| RECORD EXTRACTS |
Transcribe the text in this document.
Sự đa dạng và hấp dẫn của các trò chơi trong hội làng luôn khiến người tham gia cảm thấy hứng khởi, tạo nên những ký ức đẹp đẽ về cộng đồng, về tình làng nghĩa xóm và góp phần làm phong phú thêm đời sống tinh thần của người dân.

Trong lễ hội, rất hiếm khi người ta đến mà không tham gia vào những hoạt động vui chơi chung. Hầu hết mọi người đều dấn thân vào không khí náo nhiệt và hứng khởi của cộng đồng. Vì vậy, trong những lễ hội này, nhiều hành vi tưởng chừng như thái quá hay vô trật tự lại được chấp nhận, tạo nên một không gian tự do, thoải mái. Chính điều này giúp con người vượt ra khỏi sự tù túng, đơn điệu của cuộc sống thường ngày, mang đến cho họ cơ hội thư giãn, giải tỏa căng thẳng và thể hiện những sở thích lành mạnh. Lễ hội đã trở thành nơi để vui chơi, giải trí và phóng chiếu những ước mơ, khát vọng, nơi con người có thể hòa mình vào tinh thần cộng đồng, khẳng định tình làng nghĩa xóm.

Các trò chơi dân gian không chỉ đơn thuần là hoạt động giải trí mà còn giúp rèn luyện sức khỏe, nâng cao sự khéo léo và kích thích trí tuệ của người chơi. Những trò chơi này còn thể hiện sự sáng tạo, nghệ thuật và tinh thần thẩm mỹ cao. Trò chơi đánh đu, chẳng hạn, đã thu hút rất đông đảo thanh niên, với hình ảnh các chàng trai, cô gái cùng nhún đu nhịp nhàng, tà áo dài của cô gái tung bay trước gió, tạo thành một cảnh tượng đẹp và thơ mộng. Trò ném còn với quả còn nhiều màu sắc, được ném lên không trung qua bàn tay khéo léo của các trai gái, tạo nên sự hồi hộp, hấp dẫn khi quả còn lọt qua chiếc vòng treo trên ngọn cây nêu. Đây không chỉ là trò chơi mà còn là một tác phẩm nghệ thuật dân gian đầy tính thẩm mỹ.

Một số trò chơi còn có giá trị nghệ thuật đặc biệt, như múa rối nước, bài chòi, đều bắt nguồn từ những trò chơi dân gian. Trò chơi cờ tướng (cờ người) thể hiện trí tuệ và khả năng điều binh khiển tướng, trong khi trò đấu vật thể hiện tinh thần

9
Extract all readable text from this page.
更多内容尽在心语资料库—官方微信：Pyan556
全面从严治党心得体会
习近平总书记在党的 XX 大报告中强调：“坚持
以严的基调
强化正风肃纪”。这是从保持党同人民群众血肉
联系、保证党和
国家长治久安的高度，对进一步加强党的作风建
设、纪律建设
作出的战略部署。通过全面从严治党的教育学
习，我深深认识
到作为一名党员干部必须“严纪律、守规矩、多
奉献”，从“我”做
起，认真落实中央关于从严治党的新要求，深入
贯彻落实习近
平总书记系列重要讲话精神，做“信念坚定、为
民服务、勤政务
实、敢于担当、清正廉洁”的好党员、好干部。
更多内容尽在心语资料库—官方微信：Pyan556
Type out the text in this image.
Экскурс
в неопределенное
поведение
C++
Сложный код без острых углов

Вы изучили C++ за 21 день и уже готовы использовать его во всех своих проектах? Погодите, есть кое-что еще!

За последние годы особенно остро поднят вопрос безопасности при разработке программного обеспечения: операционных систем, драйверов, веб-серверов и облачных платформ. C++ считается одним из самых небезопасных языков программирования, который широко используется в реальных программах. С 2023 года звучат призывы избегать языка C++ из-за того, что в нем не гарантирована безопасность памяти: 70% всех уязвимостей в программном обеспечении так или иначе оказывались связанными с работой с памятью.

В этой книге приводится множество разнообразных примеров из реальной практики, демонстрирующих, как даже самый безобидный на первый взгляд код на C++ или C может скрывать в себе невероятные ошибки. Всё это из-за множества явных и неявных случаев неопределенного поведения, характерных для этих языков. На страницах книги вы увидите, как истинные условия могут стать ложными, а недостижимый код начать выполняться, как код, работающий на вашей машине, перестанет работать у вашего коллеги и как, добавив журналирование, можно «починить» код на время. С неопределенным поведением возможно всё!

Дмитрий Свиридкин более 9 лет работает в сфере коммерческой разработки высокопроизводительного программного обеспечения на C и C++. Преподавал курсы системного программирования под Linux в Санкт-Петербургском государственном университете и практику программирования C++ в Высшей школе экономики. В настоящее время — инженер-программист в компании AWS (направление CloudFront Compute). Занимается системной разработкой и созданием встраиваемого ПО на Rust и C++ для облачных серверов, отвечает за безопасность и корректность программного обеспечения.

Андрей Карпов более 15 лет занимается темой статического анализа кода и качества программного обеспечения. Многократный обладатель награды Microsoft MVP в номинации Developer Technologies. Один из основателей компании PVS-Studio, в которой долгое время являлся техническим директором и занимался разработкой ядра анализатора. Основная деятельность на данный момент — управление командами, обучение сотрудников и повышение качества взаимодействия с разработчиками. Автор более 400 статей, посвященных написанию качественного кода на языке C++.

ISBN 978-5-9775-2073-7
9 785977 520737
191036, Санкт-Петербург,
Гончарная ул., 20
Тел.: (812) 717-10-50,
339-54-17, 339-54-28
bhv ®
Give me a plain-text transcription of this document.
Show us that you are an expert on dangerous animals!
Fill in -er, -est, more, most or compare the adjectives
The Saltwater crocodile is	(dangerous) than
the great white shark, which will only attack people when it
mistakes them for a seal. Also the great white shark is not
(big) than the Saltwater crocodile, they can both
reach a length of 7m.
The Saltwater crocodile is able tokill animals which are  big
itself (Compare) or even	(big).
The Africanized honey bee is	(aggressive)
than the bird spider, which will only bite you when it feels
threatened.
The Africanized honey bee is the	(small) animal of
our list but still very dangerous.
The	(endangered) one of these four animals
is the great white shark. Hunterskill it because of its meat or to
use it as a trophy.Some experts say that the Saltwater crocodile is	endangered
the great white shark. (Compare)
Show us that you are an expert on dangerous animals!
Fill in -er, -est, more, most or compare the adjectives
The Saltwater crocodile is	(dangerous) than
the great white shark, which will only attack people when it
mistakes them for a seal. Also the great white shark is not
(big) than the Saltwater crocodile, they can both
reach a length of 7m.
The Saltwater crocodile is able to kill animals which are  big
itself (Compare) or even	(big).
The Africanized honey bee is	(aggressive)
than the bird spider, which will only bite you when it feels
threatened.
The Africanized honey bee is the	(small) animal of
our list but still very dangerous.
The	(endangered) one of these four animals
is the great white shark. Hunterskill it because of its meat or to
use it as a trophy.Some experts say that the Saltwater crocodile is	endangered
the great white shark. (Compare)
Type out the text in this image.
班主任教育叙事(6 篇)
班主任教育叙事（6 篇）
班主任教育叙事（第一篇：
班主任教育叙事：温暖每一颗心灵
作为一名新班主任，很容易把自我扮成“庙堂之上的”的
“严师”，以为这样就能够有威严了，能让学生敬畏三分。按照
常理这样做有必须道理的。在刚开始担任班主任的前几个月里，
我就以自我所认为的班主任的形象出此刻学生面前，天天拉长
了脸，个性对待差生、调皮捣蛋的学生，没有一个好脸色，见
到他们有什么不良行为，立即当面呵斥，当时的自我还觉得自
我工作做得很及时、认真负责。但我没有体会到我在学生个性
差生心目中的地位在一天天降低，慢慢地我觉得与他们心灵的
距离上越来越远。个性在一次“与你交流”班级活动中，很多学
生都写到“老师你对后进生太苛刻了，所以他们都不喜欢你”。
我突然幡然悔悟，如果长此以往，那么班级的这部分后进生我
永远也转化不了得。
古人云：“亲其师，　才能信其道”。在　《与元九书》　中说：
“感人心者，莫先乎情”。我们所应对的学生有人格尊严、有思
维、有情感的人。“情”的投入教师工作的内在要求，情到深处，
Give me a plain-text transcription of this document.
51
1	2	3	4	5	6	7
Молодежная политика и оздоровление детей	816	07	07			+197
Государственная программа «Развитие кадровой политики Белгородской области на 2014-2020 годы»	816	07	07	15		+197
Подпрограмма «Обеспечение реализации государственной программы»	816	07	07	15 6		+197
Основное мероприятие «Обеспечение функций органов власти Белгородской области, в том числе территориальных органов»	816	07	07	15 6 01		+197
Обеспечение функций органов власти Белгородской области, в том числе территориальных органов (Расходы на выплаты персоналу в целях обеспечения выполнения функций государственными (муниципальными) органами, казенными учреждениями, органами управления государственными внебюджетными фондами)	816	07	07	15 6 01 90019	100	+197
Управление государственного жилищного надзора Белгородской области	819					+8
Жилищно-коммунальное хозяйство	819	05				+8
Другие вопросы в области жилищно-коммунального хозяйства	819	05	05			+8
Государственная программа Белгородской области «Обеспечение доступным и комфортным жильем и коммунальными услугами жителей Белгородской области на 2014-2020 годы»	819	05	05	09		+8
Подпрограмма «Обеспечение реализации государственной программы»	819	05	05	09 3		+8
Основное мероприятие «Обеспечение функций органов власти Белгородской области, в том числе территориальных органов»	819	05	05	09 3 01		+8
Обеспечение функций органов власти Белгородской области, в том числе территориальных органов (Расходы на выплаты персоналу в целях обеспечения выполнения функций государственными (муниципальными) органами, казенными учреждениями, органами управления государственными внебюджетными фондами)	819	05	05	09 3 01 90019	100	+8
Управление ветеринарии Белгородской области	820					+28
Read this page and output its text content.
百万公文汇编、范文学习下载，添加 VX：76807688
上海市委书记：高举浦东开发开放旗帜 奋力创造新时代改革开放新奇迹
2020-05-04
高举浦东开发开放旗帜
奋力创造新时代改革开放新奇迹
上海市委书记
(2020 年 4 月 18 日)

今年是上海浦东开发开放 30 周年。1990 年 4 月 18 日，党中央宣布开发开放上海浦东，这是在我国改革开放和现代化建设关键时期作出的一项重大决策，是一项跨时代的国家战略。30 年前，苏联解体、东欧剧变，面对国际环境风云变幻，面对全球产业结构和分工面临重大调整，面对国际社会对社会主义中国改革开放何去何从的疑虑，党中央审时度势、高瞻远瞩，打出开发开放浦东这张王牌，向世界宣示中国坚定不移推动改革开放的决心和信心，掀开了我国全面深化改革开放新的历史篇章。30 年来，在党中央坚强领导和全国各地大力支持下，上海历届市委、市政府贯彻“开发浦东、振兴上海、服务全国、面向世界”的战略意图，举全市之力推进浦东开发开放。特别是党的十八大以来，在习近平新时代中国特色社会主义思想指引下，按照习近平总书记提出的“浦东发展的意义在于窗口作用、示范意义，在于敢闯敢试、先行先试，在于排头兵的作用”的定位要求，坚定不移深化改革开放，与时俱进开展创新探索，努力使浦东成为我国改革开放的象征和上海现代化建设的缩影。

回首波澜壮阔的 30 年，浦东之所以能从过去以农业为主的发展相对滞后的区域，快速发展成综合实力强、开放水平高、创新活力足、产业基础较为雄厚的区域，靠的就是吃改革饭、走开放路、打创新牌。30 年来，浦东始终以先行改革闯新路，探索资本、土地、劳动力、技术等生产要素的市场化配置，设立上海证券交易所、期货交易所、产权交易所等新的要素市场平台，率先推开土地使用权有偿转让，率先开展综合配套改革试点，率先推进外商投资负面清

| YOUR GOAL |
All lines of the data above that include the word "внебюджетными" must be shown.

| RESPONSE TO THE TASK |
Обеспечение функций органов власти Белгородской области, в том числе территориальных органов (Расходы на выплаты персоналу в целях обеспечения выполнения функций государственными (муниципальными) органами, казенными учреждениями, органами управления государственными внебюджетными фондами)	816	07	07	15 6 01 90019	100	+197
Обеспечение функций органов власти Белгородской области, в том числе территориальных органов (Расходы на выплаты персоналу в целях обеспечения выполнения функций государственными (муниципальными) органами, казенными учреждениями, органами управления государственными внебюджетными фондами)	819	05	05	09 3 01 90019	100	+8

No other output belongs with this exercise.